_ESERCIZI PROPOSTI_
1) Stabilisci se ciascuna affermazione concorda con il testo sull'Agenda 2010, rispondendo sì o no e citando le parole decisive del testo: (a) la crisi ideologica della sinistra europea dura da più di vent'anni; (b) la SPD ha già pubblicato un programma elettorale completo; (c) rivedere l'Agenda 2010 basta, da solo, a risolvere la crisi della socialdemocrazia.
2) Scrivi, per favore, il seguito del testo sull'Agenda 2010, riprendendo subito dopo la sua ultima frase.

_FONTE_
##############################
Il ripristino della solidarietà è quindi rientrato prepotentemente nell’agenda della socialdemocrazia e potrebbe avere importanti ripercussioni internazionali: superare l’Agenda 2010 significherebbe infatti superare una crisi ideologica e teorica che attanaglia la sinistra europea da più di 20 anni, trovando un modo per rielaborare, adattandoli alle sfide dei nostri tempi, quegli ideali che la socialdemocrazia promuove da più di un secolo. Cosa ancora più importante è che sia proprio in Germania che venga intrapreso questo percorso perché potrebbe stimolare un diverso tipo di dialogo anche all’interno dell’Unione Europea, ridando energie alle forze politiche “unioniste”, gettando quindi le basi per poter arginare l’avanzata dei partiti più euroscettici.
Rivedere l’Agenda 2010: un passo importante ma non sufficiente
L’Agenda 2010, a cui Pandora ha dedicato un recente articolo ha delle responsabilità importanti nella crisi della socialdemocrazia. Rivedere questo insieme di riforme avrebbe implicazioni molto importanti, tuttavia è fondamentale, prima di esprimere giudizi affrettati, dare la giusta importanza a questi elementi, guardando innanzitutto a qual è il contesto di riferimento in cui superare il paradigma neo-liberista e innescare una nuova stagione per la sinistra. Bisogna subito specificare che finché la SPD non pubblicherà un programma elettorale completo e approfondito, le considerazioni fatte in questo articolo non potranno che limitarsi all’opinione personale di chi scrive.
##############################
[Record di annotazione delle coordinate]
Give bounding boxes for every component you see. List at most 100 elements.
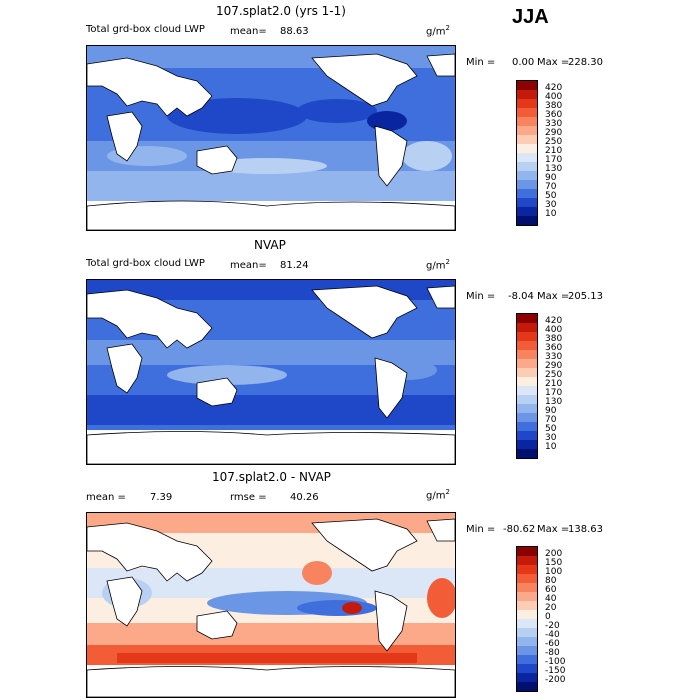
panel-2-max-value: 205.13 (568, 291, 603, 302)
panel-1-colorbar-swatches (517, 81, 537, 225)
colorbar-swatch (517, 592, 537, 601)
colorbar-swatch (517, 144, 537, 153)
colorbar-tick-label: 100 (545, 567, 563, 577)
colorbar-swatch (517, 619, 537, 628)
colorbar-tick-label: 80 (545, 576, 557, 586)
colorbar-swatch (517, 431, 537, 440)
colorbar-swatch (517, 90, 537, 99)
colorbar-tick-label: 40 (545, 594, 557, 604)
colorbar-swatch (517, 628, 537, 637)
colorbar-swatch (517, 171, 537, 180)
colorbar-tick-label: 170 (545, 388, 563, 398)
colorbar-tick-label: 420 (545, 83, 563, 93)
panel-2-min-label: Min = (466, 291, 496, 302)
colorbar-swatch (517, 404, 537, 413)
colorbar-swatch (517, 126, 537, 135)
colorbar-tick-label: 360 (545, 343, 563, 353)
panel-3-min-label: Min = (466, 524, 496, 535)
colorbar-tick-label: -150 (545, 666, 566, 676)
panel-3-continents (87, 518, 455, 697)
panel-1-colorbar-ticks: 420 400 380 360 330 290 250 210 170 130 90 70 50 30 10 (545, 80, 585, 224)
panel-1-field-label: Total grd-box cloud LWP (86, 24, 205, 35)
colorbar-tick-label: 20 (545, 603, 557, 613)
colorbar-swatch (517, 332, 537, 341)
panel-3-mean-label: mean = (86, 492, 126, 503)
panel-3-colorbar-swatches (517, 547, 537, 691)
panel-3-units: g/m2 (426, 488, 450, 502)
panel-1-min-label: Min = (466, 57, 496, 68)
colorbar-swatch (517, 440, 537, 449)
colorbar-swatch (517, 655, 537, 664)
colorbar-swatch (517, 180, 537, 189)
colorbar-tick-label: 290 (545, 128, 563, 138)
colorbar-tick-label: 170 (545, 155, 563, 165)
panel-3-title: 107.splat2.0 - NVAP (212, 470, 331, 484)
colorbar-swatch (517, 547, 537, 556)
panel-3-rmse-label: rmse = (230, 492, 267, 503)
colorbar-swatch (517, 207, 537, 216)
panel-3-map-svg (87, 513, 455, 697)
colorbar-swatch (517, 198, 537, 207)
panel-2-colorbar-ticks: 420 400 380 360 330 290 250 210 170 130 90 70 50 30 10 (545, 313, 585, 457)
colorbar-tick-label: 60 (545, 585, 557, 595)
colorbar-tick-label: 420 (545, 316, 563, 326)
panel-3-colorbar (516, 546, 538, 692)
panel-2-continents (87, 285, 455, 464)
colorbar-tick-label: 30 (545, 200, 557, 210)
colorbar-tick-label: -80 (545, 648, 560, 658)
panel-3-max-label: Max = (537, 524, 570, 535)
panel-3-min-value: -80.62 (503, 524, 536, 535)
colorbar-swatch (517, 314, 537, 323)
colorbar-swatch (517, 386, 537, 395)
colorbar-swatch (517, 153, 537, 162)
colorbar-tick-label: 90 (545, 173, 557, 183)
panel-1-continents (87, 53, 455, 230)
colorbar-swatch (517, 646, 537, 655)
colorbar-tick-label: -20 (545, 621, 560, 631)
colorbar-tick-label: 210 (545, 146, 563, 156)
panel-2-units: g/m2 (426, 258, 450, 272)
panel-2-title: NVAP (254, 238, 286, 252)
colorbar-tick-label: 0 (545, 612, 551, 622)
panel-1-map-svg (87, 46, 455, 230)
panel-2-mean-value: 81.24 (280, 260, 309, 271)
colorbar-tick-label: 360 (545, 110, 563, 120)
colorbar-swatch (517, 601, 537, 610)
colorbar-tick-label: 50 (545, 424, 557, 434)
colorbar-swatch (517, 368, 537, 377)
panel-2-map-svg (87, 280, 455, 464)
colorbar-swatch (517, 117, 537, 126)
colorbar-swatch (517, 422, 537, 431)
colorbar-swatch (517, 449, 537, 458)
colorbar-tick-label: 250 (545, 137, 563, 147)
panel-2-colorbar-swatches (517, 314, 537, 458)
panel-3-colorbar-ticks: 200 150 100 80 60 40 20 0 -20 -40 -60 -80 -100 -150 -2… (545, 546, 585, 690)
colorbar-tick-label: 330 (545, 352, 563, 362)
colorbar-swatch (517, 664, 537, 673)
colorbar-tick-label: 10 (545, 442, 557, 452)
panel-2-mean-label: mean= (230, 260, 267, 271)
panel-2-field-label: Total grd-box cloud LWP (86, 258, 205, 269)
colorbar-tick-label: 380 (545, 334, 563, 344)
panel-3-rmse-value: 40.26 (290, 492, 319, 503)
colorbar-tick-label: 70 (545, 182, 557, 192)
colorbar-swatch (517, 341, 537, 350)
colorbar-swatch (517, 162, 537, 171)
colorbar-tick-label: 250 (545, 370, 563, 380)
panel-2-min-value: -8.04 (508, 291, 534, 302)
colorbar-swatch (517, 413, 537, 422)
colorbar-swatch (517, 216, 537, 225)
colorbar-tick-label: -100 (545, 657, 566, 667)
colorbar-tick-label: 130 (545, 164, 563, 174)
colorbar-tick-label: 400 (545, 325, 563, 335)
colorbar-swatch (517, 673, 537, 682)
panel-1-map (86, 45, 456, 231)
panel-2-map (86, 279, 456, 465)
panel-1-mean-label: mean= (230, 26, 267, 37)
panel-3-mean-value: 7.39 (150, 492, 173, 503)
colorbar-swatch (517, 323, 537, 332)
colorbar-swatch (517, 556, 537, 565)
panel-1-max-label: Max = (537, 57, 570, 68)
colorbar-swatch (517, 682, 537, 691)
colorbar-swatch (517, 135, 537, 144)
##############################
_RISPOSTE_
1)
(a) Sì: "una crisi ideologica e teorica che attanaglia la sinistra europea da più di 20 anni".
(b) No: "finché la SPD non pubblicherà un programma elettorale completo e approfondito".
(c) No: "un passo importante ma non sufficiente".

2)
Le riforme Hartz, il pilastro dell’Agenda 2010, sono state implementate quando la Germania stava andando incontro ad una crisi del suo sistema produttivo. La terziarizzazione della produzione e l’aumento della partecipazione femminile al mercato del lavoro mettevano in difficoltà il sistema previdenziale e mettevano il governo davanti alla necessità di tutelare gli elementi che avevano costruito le basi dell’economia tedesca. Allora la risposta fu quella di seguire una linea guida che mirava alla tutela della struttura del manifatturiero, puntando alla creazione di un segmento periferico del mercato del lavoro in cui si sarebbero concentrate le spinte di deregolamentazione. Tale segmento periferico coincide fondamentalmente con il terziario, dove spadroneggia il lavoro atipico e dove è più probabile osservare il fenomeno dei working poor. Parallelamente a questo processo è stata portata avanti una riforma del welfare volta ad arginare i costi e aumentare l’efficienza, che concentrandosi più sul fornire incentivi per trovare lavoro subito, senza porsi il problema della qualità dell’impiego, ha ulteriormente peggiorato la situazione nel terziario.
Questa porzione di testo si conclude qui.